**Records for the task**

— Begin —

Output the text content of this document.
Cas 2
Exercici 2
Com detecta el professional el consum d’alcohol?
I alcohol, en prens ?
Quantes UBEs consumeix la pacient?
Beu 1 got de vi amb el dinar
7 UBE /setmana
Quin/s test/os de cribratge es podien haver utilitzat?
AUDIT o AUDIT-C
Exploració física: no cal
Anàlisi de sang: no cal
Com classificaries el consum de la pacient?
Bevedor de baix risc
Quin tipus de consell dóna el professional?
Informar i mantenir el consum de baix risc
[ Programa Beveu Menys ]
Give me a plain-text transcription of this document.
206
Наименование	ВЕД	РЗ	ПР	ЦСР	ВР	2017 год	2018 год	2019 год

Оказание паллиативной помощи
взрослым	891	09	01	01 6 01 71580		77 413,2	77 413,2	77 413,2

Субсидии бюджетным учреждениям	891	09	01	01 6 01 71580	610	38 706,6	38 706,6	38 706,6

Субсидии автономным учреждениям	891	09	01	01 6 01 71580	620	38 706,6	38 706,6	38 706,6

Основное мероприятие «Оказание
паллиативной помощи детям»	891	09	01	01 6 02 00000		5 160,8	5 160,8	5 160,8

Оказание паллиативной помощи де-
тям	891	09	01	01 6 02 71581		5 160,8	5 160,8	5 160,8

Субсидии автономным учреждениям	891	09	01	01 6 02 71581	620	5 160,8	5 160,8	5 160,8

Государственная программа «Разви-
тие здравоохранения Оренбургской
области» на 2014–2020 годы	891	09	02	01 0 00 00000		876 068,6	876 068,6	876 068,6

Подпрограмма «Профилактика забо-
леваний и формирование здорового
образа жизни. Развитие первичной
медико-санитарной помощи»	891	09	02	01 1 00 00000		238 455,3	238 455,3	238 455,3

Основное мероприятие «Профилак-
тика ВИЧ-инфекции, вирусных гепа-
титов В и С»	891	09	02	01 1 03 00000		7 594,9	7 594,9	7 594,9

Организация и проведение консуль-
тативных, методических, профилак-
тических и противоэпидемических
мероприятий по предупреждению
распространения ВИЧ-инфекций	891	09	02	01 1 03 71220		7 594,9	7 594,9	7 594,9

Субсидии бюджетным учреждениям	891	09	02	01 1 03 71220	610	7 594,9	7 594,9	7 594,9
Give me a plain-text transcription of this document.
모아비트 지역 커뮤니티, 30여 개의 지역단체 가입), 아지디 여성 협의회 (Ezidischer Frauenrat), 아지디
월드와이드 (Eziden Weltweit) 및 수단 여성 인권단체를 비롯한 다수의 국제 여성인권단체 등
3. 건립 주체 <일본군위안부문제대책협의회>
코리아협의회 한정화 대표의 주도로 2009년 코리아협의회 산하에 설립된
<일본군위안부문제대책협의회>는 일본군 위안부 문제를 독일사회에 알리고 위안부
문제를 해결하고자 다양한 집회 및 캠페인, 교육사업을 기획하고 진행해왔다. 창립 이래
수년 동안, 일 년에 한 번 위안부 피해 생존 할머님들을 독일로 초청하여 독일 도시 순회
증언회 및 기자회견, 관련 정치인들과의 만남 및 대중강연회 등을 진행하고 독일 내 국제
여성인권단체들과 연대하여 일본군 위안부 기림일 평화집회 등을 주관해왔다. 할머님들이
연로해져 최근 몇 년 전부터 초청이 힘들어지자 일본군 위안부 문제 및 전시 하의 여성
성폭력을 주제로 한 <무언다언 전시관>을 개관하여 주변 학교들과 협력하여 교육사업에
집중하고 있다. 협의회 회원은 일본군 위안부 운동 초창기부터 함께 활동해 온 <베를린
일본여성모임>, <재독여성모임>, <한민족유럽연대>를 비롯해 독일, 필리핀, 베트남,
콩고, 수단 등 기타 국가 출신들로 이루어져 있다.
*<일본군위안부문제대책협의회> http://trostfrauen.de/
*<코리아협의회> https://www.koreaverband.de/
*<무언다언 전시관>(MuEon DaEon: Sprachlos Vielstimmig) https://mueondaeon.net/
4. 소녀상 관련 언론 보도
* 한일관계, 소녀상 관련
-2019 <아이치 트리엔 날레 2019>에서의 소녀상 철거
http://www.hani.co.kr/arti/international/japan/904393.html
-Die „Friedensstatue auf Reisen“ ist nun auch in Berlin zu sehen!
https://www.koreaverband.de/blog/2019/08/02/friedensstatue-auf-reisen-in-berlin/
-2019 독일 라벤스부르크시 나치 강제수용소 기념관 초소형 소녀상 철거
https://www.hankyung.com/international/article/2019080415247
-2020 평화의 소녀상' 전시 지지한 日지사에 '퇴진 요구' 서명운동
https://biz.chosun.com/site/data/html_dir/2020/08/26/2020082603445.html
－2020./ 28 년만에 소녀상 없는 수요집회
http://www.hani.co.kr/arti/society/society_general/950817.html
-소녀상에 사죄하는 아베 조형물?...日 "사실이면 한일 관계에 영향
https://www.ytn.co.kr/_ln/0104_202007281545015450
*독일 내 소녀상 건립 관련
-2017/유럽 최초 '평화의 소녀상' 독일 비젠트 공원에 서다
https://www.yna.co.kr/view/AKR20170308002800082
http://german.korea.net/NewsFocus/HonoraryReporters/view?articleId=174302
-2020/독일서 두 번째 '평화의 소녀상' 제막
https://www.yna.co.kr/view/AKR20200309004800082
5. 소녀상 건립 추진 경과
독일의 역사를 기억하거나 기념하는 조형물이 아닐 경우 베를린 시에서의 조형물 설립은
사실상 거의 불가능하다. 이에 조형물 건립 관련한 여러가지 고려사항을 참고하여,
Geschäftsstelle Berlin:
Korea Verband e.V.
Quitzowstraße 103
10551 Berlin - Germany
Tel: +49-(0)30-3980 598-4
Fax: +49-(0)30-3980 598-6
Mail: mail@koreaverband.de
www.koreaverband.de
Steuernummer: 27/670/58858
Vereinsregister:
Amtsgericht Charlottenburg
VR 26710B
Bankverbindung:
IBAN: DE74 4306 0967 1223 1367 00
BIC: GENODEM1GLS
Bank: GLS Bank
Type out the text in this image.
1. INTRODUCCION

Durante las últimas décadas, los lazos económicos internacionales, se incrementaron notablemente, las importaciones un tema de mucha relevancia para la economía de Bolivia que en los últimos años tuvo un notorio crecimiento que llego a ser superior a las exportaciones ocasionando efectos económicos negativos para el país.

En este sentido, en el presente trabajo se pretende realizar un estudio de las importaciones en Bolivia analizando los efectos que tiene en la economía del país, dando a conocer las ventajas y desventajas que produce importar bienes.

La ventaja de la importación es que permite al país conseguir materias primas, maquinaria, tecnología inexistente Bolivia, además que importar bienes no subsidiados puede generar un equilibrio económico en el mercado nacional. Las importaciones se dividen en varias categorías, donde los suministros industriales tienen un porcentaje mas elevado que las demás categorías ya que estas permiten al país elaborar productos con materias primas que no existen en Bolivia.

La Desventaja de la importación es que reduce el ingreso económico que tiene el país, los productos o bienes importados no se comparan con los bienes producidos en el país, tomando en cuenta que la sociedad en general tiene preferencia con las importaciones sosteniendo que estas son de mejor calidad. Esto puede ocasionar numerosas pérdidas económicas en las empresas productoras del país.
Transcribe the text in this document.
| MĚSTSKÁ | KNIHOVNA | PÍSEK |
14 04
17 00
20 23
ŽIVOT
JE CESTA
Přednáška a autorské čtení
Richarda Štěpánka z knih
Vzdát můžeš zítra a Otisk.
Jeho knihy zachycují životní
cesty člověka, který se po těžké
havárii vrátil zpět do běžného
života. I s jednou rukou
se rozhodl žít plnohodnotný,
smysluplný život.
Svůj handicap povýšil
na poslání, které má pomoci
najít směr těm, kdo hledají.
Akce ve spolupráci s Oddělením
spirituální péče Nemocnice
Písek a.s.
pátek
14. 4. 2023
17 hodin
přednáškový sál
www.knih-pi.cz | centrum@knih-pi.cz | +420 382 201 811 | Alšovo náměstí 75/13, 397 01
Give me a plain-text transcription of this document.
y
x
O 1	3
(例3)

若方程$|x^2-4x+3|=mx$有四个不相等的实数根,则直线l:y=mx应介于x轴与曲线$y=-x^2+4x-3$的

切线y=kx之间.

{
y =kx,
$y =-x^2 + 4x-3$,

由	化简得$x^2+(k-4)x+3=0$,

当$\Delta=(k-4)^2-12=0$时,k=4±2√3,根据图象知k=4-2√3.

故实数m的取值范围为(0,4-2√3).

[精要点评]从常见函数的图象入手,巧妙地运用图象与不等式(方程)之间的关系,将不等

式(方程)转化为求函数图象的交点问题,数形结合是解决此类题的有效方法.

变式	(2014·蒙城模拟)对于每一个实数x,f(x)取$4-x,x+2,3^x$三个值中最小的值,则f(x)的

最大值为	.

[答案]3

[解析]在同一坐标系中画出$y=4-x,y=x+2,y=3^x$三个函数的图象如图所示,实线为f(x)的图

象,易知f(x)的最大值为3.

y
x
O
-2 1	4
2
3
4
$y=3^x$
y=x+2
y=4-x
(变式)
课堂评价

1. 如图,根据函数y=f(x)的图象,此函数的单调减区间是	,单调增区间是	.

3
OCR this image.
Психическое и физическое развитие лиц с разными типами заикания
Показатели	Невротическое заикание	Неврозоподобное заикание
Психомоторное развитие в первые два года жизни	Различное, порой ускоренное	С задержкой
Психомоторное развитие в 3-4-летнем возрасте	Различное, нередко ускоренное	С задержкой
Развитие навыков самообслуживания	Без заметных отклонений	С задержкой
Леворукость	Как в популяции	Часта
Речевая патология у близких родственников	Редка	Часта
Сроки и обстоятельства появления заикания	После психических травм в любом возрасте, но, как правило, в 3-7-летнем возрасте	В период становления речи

— End —

**Task**
State how many lines hold the word "паллиативной". The number is the whole answer.

**Solution for this problem**
3